DATA PROVIDED:

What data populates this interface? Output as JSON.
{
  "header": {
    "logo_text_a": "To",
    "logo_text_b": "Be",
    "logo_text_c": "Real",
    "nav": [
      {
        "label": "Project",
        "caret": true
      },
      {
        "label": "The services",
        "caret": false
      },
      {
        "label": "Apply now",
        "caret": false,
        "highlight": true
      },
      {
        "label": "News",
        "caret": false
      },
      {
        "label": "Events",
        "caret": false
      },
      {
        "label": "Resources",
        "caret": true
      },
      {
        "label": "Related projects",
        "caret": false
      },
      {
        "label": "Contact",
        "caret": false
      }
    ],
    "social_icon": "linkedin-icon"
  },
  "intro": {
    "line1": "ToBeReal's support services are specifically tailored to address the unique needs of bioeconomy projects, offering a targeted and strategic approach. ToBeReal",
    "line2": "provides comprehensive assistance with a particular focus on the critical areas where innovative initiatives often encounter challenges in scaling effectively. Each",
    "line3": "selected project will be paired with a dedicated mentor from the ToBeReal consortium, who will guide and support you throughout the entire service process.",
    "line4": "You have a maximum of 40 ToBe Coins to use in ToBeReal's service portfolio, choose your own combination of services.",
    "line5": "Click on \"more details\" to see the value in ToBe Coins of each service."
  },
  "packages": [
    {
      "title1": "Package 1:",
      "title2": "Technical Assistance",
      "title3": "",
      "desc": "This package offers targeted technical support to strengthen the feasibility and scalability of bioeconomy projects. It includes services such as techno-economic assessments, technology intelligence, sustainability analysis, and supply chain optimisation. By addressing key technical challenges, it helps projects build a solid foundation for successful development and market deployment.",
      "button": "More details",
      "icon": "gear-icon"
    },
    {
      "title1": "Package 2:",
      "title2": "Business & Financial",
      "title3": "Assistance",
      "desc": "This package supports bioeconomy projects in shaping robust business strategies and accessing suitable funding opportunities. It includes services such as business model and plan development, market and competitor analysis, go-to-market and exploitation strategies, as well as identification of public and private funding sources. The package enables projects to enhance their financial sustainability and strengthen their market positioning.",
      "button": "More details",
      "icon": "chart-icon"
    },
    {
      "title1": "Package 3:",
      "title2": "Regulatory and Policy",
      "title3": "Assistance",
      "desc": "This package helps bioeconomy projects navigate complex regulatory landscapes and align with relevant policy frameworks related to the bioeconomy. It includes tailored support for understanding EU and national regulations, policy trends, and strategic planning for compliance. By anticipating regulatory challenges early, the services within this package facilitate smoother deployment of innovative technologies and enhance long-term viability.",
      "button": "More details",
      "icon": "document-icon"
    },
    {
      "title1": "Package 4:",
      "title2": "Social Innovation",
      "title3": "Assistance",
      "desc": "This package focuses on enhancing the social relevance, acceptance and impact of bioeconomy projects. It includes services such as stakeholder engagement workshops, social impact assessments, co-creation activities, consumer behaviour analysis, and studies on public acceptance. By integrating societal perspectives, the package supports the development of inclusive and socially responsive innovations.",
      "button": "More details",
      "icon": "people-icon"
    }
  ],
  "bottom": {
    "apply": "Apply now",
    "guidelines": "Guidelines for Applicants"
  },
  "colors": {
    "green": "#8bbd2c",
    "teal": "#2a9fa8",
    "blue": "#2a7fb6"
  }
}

--

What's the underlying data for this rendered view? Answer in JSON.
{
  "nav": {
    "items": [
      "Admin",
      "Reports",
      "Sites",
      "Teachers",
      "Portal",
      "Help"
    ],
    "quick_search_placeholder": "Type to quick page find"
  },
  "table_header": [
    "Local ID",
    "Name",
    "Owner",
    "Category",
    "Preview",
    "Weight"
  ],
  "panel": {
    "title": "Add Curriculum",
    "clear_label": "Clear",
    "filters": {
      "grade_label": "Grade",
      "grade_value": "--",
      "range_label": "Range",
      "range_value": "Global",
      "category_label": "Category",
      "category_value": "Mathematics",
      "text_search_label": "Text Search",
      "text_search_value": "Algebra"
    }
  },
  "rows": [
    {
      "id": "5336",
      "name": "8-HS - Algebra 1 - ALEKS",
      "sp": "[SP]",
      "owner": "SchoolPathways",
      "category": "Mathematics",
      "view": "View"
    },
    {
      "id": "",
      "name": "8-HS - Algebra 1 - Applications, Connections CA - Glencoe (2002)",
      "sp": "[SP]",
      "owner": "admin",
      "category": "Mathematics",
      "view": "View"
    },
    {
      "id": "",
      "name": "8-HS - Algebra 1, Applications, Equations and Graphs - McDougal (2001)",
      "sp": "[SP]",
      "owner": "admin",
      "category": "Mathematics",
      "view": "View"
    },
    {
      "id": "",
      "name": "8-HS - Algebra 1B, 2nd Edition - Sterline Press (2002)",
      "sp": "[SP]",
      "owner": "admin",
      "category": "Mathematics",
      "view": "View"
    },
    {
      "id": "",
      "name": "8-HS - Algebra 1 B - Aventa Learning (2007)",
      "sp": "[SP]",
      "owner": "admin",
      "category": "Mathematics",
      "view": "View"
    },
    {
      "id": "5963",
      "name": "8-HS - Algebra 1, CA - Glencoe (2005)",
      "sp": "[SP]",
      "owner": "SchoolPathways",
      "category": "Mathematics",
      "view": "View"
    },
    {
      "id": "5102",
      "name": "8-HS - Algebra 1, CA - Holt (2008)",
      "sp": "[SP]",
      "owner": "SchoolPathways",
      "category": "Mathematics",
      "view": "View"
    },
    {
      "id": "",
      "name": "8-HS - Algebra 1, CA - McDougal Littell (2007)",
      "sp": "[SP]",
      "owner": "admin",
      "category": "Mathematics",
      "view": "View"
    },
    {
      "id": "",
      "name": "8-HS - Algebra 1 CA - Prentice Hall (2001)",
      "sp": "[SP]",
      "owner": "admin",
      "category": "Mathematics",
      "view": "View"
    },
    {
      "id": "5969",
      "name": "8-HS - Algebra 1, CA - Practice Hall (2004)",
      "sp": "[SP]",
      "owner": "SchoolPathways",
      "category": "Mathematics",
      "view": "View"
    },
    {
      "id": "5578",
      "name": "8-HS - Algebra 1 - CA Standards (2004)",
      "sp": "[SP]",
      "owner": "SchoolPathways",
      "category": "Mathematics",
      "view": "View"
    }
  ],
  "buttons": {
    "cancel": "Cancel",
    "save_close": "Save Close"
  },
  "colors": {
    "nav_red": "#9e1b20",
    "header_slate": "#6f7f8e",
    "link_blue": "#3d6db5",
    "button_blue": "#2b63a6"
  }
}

PROMPT:
Search the preceding listing for "Glencoe" and extract every line where it is found.

RESPONSE TO THE TASK:
      "name": "8-HS - Algebra 1 - Applications, Connections CA - Glencoe (2002)",
      "name": "8-HS - Algebra 1, CA - Glencoe (2005)",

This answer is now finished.